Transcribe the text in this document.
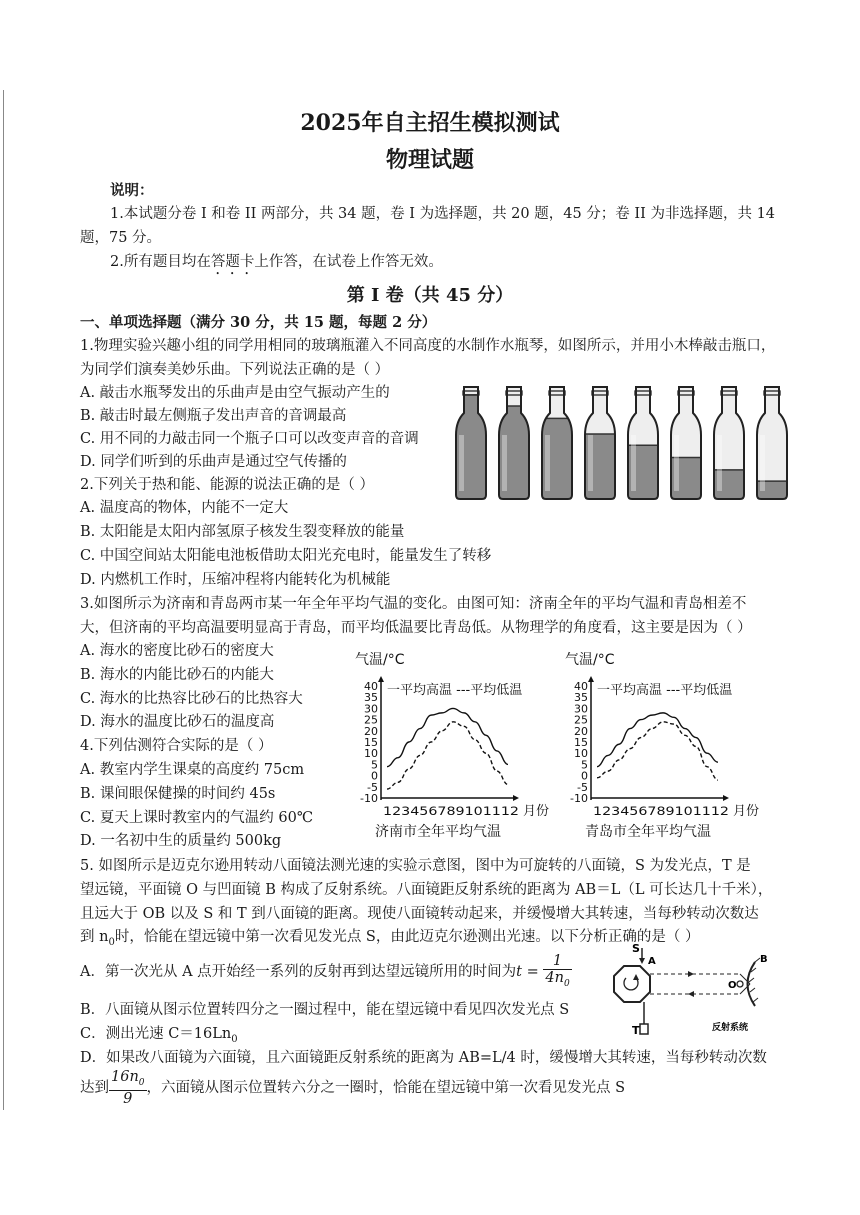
2025年自主招生模拟测试
物理试题
说明：
1.本试题分卷 I 和卷 II 两部分，共 34 题，卷 I 为选择题，共 20 题，45 分；卷 II 为非选择题，共 14
题，75 分。
2.所有题目均在答题卡上作答，在试卷上作答无效。
第 I 卷（共 45 分）
一、单项选择题（满分 30 分，共 15 题，每题 2 分）
1.物理实验兴趣小组的同学用相同的玻璃瓶灌入不同高度的水制作水瓶琴，如图所示，并用小木棒敲击瓶口，
为同学们演奏美妙乐曲。下列说法正确的是（ ）
A. 敲击水瓶琴发出的乐曲声是由空气振动产生的
B. 敲击时最左侧瓶子发出声音的音调最高
C. 用不同的力敲击同一个瓶子口可以改变声音的音调
D. 同学们听到的乐曲声是通过空气传播的
2.下列关于热和能、能源的说法正确的是（ ）
A. 温度高的物体，内能不一定大
B. 太阳能是太阳内部氢原子核发生裂变释放的能量
C. 中国空间站太阳能电池板借助太阳光充电时，能量发生了转移
D. 内燃机工作时，压缩冲程将内能转化为机械能
3.如图所示为济南和青岛两市某一年全年平均气温的变化。由图可知：济南全年的平均气温和青岛相差不
大，但济南的平均高温要明显高于青岛，而平均低温要比青岛低。从物理学的角度看，这主要是因为（ ）
A. 海水的密度比砂石的密度大
B. 海水的内能比砂石的内能大
C. 海水的比热容比砂石的比热容大
D. 海水的温度比砂石的温度高
气温/°C
一平均高温 ---平均低温
40
35
30
25
20
15
10
5
0
-5
-10
123456789101112 月份
济南市全年平均气温
气温/°C
一平均高温 ---平均低温
40
35
30
25
20
15
10
5
0
-5
-10
123456789101112 月份
青岛市全年平均气温
4.下列估测符合实际的是（ ）
A. 教室内学生课桌的高度约 75cm
B. 课间眼保健操的时间约 45s
C. 夏天上课时教室内的气温约 60℃
D. 一名初中生的质量约 500kg
5. 如图所示是迈克尔逊用转动八面镜法测光速的实验示意图，图中为可旋转的八面镜，S 为发光点，T 是
望远镜，平面镜 O 与凹面镜 B 构成了反射系统。八面镜距反射系统的距离为 AB＝L（L 可长达几十千米），
且远大于 OB 以及 S 和 T 到八面镜的距离。现使八面镜转动起来，并缓慢增大其转速，当每秒转动次数达
到 $n_0$时，恰能在望远镜中第一次看见发光点 S，由此迈克尔逊测出光速。以下分析正确的是（ ）
A．第一次光从 A 点开始经一系列的反射再到达望远镜所用的时间为$t = \frac{1}{4n_0}$
B．八面镜从图示位置转四分之一圈过程中，能在望远镜中看见四次发光点 S
C．测出光速 $C=16Ln_0$
D．如果改八面镜为六面镜，且六面镜距反射系统的距离为 AB=L/4 时，缓慢增大其转速，当每秒转动次数
达到 $\frac{16n_0}{9}$ ，六面镜从图示位置转六分之一圈时，恰能在望远镜中第一次看见发光点 S
S
A
T
O
B
反射系统
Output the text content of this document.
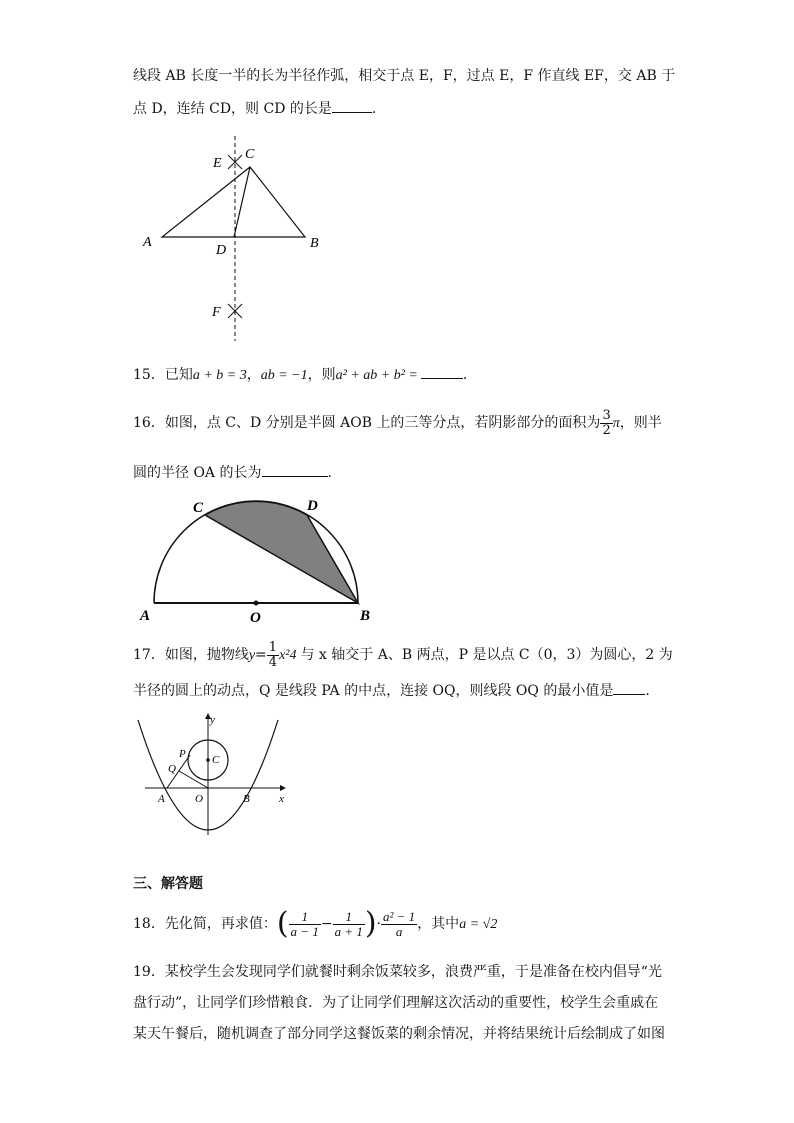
线段 AB 长度一半的长为半径作弧，相交于点 E，F，过点 E，F 作直线 EF，交 AB 于
点 D，连结 CD，则 CD 的长是	.
E
C
A
D	B
F
15．已知a + b = 3，ab = −1，则a² + ab + b² =	.
16．如图，点 C、D 分别是半圆 AOB 上的三等分点，若阴影部分的面积为 $\frac{3}{2}$ π，则半
圆的半径 OA 的长为	.
C	D
A	O	B
17．如图，抛物线$y= \frac{1}{4} x^24$ 与 x 轴交于 A、B 两点，P 是以点 C（0，3）为圆心，2 为
半径的圆上的动点，Q 是线段 PA 的中点，连接 OQ，则线段 OQ 的最小值是 .
y
x
P C
Q
A	O	B
三、解答题
18．先化简，再求值：( $\frac{1}{a - 1} - \frac{1}{a + 1}$ )· $\frac{\text{a² − 1}}{a}$ ，其中a = √2
19．某校学生会发现同学们就餐时剩余饭菜较多，浪费严重，于是准备在校内倡导“光
盘行动”，让同学们珍惜粮食．为了让同学们理解这次活动的重要性，校学生会重戚在
某天午餐后，随机调查了部分同学这餐饭菜的剩余情况，并将结果统计后绘制成了如图
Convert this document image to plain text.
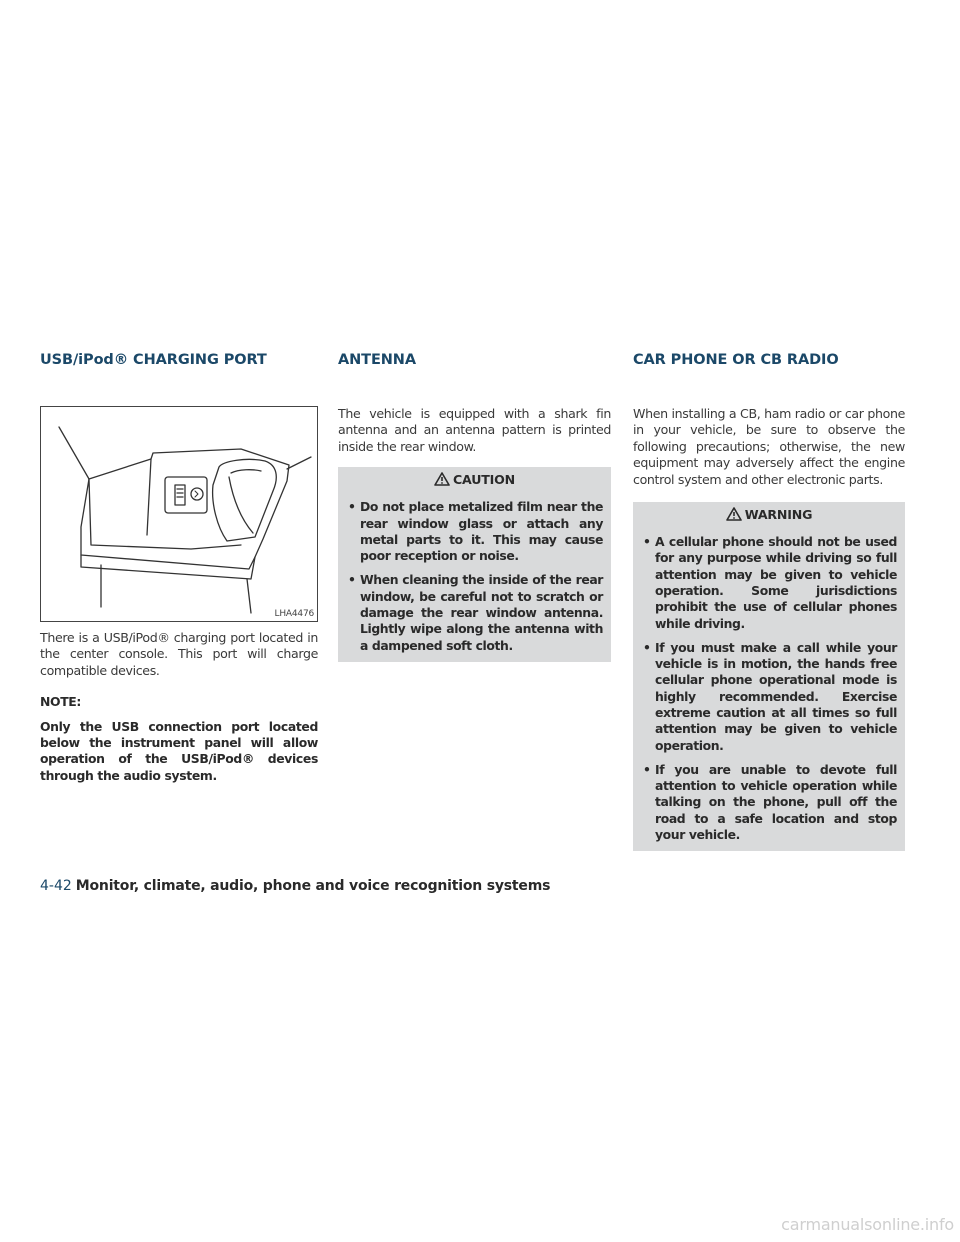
USB/iPod® CHARGING PORT	ANTENNA	CAR PHONE OR CB RADIO
LHA4476

There is a USB/iPod® charging port located in the center console. This port will charge compatible devices.

NOTE:

Only the USB connection port located below the instrument panel will allow operation of the USB/iPod® devices through the audio system.

The vehicle is equipped with a shark fin antenna and an antenna pattern is printed inside the rear window.

CAUTION
• Do not place metalized film near the rear window glass or attach any metal parts to it. This may cause poor reception or noise.
• When cleaning the inside of the rear window, be careful not to scratch or damage the rear window antenna. Lightly wipe along the antenna with a dampened soft cloth.

When installing a CB, ham radio or car phone in your vehicle, be sure to observe the following precautions; otherwise, the new equipment may adversely affect the engine control system and other electronic parts.

WARNING
• A cellular phone should not be used for any purpose while driving so full attention may be given to vehicle operation. Some jurisdictions prohibit the use of cellular phones while driving.
• If you must make a call while your vehicle is in motion, the hands free cellular phone operational mode is highly recommended. Exercise extreme caution at all times so full attention may be given to vehicle operation.
• If you are unable to devote full attention to vehicle operation while talking on the phone, pull off the road to a safe location and stop your vehicle.
4-42 Monitor, climate, audio, phone and voice recognition systems
carmanualsonline.info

-------------------------

DESCRIPTION OF THE TASK: Repeat the material above in full and unchanged, minus its images.

THE ANSWER:
Transcribe the text in this document.
2025年自主招生模拟测试
物理试题
说明：
1.本试题分卷 I 和卷 II 两部分，共 34 题，卷 I 为选择题，共 20 题，45 分；卷 II 为非选择题，共 14
题，75 分。
2.所有题目均在答题卡上作答，在试卷上作答无效。
第 I 卷（共 45 分）
一、单项选择题（满分 30 分，共 15 题，每题 2 分）
1.物理实验兴趣小组的同学用相同的玻璃瓶灌入不同高度的水制作水瓶琴，如图所示，并用小木棒敲击瓶口，
为同学们演奏美妙乐曲。下列说法正确的是（ ）
A. 敲击水瓶琴发出的乐曲声是由空气振动产生的
B. 敲击时最左侧瓶子发出声音的音调最高
C. 用不同的力敲击同一个瓶子口可以改变声音的音调
D. 同学们听到的乐曲声是通过空气传播的
2.下列关于热和能、能源的说法正确的是（ ）
A. 温度高的物体，内能不一定大
B. 太阳能是太阳内部氢原子核发生裂变释放的能量
C. 中国空间站太阳能电池板借助太阳光充电时，能量发生了转移
D. 内燃机工作时，压缩冲程将内能转化为机械能
3.如图所示为济南和青岛两市某一年全年平均气温的变化。由图可知：济南全年的平均气温和青岛相差不
大，但济南的平均高温要明显高于青岛，而平均低温要比青岛低。从物理学的角度看，这主要是因为（ ）
A. 海水的密度比砂石的密度大
B. 海水的内能比砂石的内能大
C. 海水的比热容比砂石的比热容大
D. 海水的温度比砂石的温度高
气温/°C
一平均高温 ---平均低温
40
35
30
25
20
15
10
5
0
-5
-10
123456789101112 月份
济南市全年平均气温
气温/°C
一平均高温 ---平均低温
40
35
30
25
20
15
10
5
0
-5
-10
123456789101112 月份
青岛市全年平均气温
4.下列估测符合实际的是（ ）
A. 教室内学生课桌的高度约 75cm
B. 课间眼保健操的时间约 45s
C. 夏天上课时教室内的气温约 60℃
D. 一名初中生的质量约 500kg
5. 如图所示是迈克尔逊用转动八面镜法测光速的实验示意图，图中为可旋转的八面镜，S 为发光点，T 是
望远镜，平面镜 O 与凹面镜 B 构成了反射系统。八面镜距反射系统的距离为 AB＝L（L 可长达几十千米），
且远大于 OB 以及 S 和 T 到八面镜的距离。现使八面镜转动起来，并缓慢增大其转速，当每秒转动次数达
到 $n_0$时，恰能在望远镜中第一次看见发光点 S，由此迈克尔逊测出光速。以下分析正确的是（ ）
A．第一次光从 A 点开始经一系列的反射再到达望远镜所用的时间为$t = \frac{1}{4n_0}$
B．八面镜从图示位置转四分之一圈过程中，能在望远镜中看见四次发光点 S
C．测出光速 $C=16Ln_0$
D．如果改八面镜为六面镜，且六面镜距反射系统的距离为 AB=L/4 时，缓慢增大其转速，当每秒转动次数
达到 $\frac{16n_0}{9}$ ，六面镜从图示位置转六分之一圈时，恰能在望远镜中第一次看见发光点 S
S
A
T
O
B
反射系统
Output the text content of this document.
线段 AB 长度一半的长为半径作弧，相交于点 E，F，过点 E，F 作直线 EF，交 AB 于
点 D，连结 CD，则 CD 的长是	.
E
C
A
D	B
F
15．已知a + b = 3，ab = −1，则a² + ab + b² =	.
16．如图，点 C、D 分别是半圆 AOB 上的三等分点，若阴影部分的面积为 $\frac{3}{2}$ π，则半
圆的半径 OA 的长为	.
C	D
A	O	B
17．如图，抛物线$y= \frac{1}{4} x^24$ 与 x 轴交于 A、B 两点，P 是以点 C（0，3）为圆心，2 为
半径的圆上的动点，Q 是线段 PA 的中点，连接 OQ，则线段 OQ 的最小值是 .
y
x
P C
Q
A	O	B
三、解答题
18．先化简，再求值：( $\frac{1}{a - 1} - \frac{1}{a + 1}$ )· $\frac{\text{a² − 1}}{a}$ ，其中a = √2
19．某校学生会发现同学们就餐时剩余饭菜较多，浪费严重，于是准备在校内倡导“光
盘行动”，让同学们珍惜粮食．为了让同学们理解这次活动的重要性，校学生会重戚在
某天午餐后，随机调查了部分同学这餐饭菜的剩余情况，并将结果统计后绘制成了如图
Convert this document image to plain text.
USB/iPod® CHARGING PORT	ANTENNA	CAR PHONE OR CB RADIO
LHA4476

There is a USB/iPod® charging port located in the center console. This port will charge compatible devices.

NOTE:

Only the USB connection port located below the instrument panel will allow operation of the USB/iPod® devices through the audio system.

The vehicle is equipped with a shark fin antenna and an antenna pattern is printed inside the rear window.

CAUTION
• Do not place metalized film near the rear window glass or attach any metal parts to it. This may cause poor reception or noise.
• When cleaning the inside of the rear window, be careful not to scratch or damage the rear window antenna. Lightly wipe along the antenna with a dampened soft cloth.

When installing a CB, ham radio or car phone in your vehicle, be sure to observe the following precautions; otherwise, the new equipment may adversely affect the engine control system and other electronic parts.

WARNING
• A cellular phone should not be used for any purpose while driving so full attention may be given to vehicle operation. Some jurisdictions prohibit the use of cellular phones while driving.
• If you must make a call while your vehicle is in motion, the hands free cellular phone operational mode is highly recommended. Exercise extreme caution at all times so full attention may be given to vehicle operation.
• If you are unable to devote full attention to vehicle operation while talking on the phone, pull off the road to a safe location and stop your vehicle.
4-42 Monitor, climate, audio, phone and voice recognition systems
carmanualsonline.info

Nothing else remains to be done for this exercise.